EXTRACTED DATA =>
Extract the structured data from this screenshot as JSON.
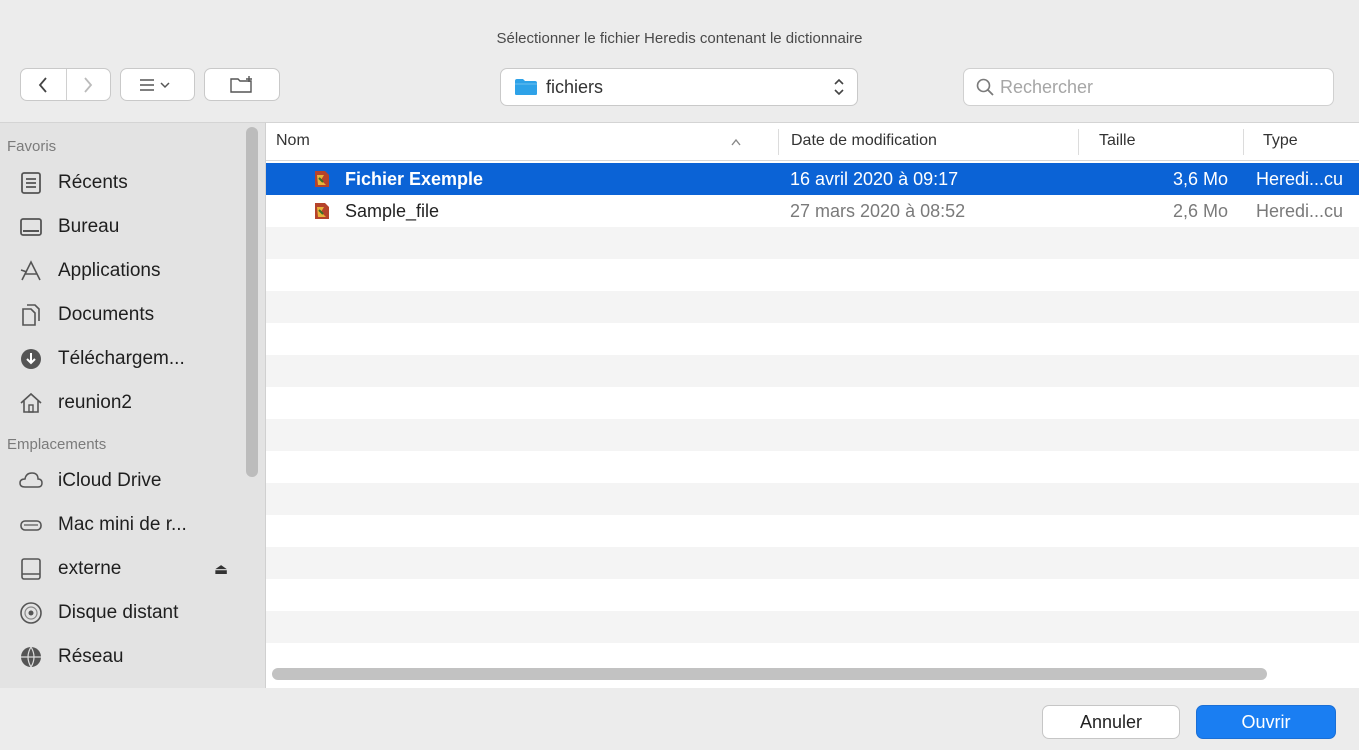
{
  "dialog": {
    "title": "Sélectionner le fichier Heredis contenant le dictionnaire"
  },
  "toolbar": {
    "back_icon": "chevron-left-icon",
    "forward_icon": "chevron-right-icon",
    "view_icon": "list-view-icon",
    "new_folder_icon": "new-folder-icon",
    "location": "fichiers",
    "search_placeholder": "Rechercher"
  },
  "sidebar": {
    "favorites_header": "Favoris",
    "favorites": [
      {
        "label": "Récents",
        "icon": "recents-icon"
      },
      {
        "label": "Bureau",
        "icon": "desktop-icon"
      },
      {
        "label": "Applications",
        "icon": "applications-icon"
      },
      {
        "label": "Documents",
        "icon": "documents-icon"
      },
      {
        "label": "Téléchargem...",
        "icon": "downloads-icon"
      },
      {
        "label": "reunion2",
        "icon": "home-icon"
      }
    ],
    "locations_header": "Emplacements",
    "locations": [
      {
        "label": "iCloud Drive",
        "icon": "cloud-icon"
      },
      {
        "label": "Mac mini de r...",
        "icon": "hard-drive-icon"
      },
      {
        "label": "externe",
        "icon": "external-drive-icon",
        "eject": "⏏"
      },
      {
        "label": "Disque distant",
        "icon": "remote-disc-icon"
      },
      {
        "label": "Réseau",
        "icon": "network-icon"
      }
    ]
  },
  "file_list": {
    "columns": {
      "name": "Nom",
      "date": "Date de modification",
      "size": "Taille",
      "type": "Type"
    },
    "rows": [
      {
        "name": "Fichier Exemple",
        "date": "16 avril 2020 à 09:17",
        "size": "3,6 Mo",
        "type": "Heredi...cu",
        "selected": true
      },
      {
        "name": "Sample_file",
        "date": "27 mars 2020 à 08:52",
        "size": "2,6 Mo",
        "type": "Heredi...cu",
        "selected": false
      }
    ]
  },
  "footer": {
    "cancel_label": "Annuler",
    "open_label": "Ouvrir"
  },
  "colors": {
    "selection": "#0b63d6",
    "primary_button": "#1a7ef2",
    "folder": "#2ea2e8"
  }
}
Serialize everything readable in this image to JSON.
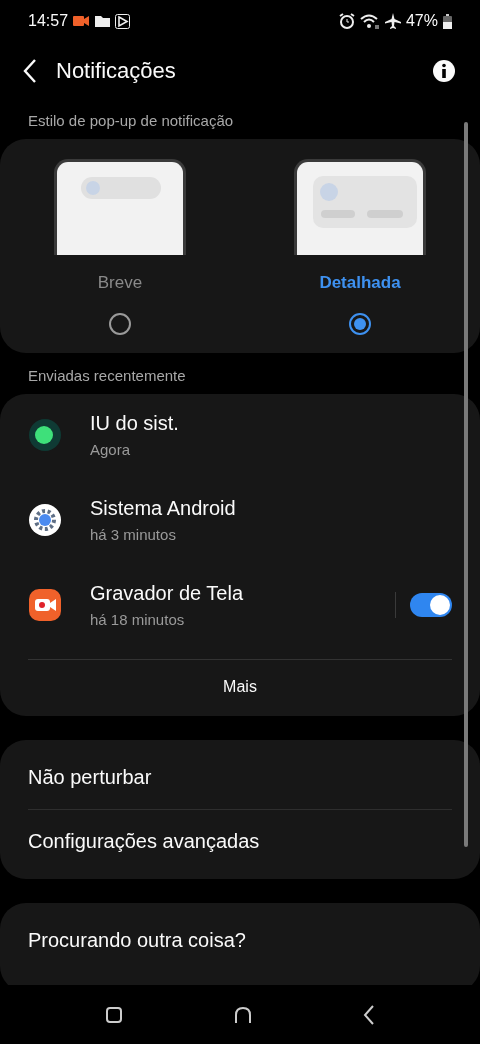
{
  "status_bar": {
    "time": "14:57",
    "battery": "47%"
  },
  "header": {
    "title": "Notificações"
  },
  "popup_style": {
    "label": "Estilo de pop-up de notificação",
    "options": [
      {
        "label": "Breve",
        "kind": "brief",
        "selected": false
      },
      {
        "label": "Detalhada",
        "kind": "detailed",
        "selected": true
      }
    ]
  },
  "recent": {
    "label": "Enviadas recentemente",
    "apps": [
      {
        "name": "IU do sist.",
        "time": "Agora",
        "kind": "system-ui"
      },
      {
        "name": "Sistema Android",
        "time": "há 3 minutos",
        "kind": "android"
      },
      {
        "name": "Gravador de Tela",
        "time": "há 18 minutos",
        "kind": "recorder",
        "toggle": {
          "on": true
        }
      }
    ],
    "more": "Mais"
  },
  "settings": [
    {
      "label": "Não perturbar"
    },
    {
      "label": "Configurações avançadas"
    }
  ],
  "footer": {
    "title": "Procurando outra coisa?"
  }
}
==
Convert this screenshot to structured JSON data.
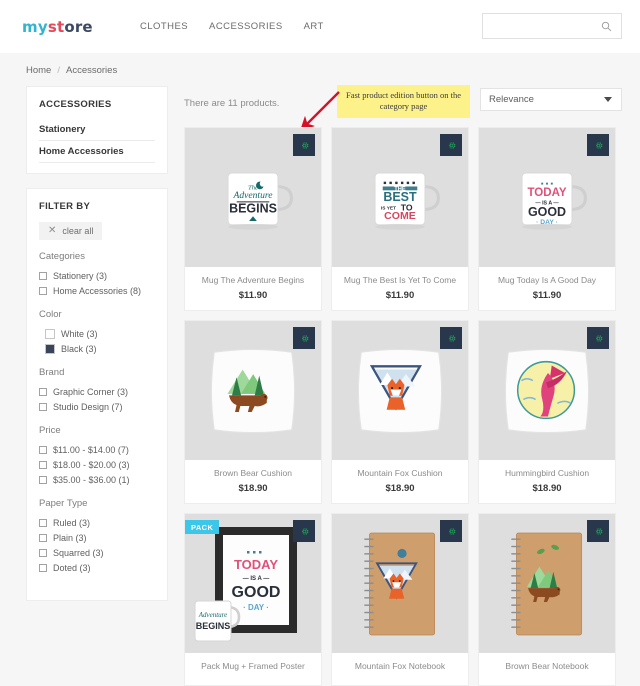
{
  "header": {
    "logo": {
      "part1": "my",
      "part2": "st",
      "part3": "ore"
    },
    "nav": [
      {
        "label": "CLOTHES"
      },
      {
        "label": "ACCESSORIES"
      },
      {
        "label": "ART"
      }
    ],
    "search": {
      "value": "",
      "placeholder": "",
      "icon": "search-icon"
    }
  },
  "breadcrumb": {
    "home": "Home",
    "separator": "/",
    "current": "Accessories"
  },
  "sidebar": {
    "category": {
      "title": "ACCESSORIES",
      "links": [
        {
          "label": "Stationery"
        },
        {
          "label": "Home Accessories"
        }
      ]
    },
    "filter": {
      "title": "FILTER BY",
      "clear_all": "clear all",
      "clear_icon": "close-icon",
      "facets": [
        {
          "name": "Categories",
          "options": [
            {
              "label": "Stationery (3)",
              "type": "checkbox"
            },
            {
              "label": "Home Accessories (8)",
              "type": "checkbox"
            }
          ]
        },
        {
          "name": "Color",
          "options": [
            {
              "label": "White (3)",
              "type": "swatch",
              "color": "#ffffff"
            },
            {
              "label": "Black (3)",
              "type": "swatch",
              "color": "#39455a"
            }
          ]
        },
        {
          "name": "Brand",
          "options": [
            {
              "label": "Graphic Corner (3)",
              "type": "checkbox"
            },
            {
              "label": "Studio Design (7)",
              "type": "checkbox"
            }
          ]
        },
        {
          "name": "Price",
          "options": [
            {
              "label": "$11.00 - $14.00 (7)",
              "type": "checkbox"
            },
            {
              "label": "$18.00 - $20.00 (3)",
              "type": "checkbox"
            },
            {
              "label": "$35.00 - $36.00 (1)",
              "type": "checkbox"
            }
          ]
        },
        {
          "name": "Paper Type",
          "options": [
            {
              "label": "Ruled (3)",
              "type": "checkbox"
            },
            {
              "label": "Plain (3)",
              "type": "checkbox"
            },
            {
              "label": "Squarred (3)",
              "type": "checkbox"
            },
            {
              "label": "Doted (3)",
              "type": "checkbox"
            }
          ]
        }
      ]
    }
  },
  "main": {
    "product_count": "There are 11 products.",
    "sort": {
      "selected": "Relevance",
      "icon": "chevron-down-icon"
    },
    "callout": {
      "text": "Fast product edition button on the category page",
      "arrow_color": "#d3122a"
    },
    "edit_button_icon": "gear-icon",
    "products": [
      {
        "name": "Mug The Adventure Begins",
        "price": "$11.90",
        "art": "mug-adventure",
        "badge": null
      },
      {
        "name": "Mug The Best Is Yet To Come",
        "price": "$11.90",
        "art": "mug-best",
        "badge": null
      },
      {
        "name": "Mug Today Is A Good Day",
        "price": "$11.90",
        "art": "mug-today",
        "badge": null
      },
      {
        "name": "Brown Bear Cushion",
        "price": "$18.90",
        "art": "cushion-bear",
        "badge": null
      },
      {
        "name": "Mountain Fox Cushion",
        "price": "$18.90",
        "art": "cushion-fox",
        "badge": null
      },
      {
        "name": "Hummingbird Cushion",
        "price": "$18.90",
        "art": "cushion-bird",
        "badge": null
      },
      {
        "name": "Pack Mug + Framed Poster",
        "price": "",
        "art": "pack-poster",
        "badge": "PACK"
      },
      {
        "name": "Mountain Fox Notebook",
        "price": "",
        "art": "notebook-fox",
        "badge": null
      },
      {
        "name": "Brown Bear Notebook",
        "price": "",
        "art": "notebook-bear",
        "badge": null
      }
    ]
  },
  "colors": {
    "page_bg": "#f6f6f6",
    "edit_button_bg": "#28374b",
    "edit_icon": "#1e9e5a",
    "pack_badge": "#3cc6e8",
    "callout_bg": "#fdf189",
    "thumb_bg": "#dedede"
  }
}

SHORT EXERCISE => In the entries above, identify every line with the word "Mountain". Copy those lines.

CORRECT ANSWER =>
        "name": "Mountain Fox Cushion",
        "name": "Mountain Fox Notebook",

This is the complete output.